In the data that follows, count every line holding the string "спектакля" and give the count alone.

> Input:

Start

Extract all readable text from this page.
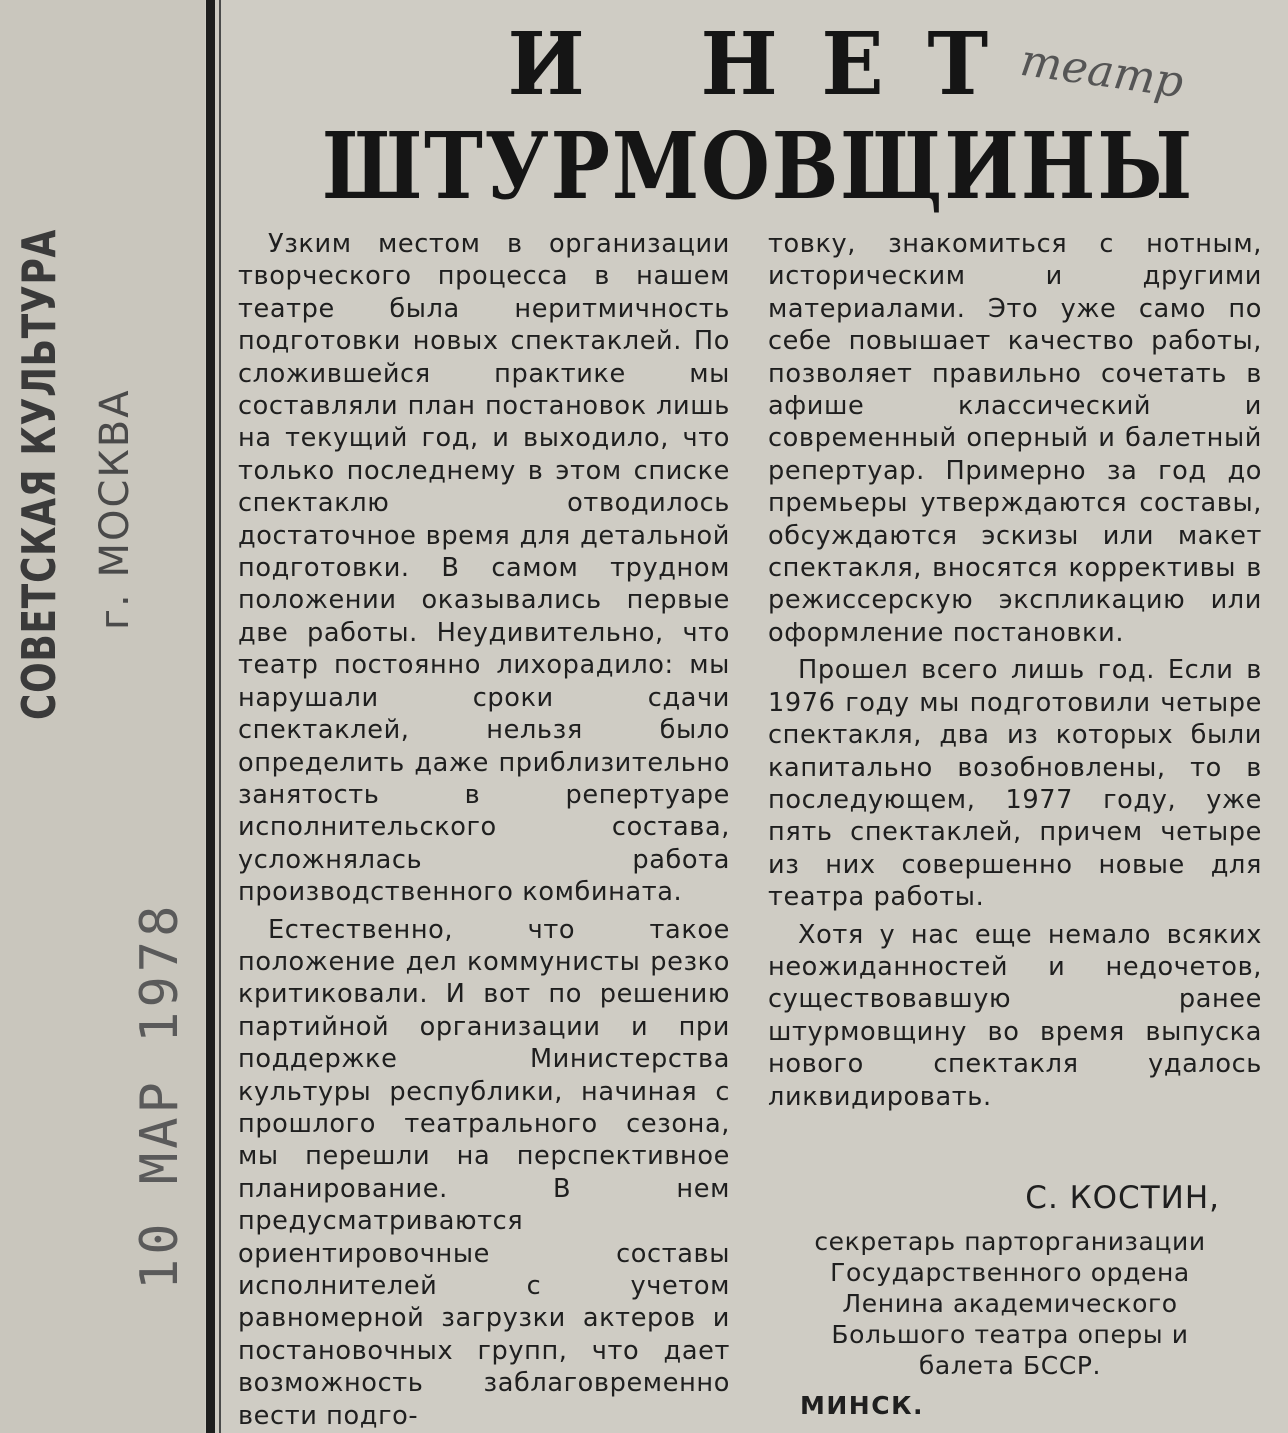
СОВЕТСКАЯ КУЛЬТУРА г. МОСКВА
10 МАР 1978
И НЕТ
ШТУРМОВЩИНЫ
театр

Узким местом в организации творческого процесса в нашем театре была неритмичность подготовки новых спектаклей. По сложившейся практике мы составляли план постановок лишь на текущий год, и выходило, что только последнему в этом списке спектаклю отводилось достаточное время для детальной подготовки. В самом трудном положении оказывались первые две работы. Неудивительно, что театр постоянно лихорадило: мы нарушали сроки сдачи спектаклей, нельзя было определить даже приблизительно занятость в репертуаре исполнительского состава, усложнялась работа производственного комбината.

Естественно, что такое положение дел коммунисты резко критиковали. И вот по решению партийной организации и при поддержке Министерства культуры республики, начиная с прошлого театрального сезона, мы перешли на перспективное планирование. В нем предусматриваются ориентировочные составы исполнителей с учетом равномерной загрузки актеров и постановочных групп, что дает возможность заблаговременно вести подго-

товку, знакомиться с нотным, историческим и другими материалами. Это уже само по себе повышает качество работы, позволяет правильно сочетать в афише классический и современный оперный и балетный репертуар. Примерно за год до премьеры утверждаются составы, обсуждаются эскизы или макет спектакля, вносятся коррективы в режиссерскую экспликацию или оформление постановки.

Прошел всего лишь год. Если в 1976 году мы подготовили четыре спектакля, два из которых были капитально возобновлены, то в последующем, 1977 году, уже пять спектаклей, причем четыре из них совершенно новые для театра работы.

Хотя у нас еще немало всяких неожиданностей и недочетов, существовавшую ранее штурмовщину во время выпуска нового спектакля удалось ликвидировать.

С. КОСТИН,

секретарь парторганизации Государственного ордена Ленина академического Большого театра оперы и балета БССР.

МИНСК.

End

> Exercise result:
3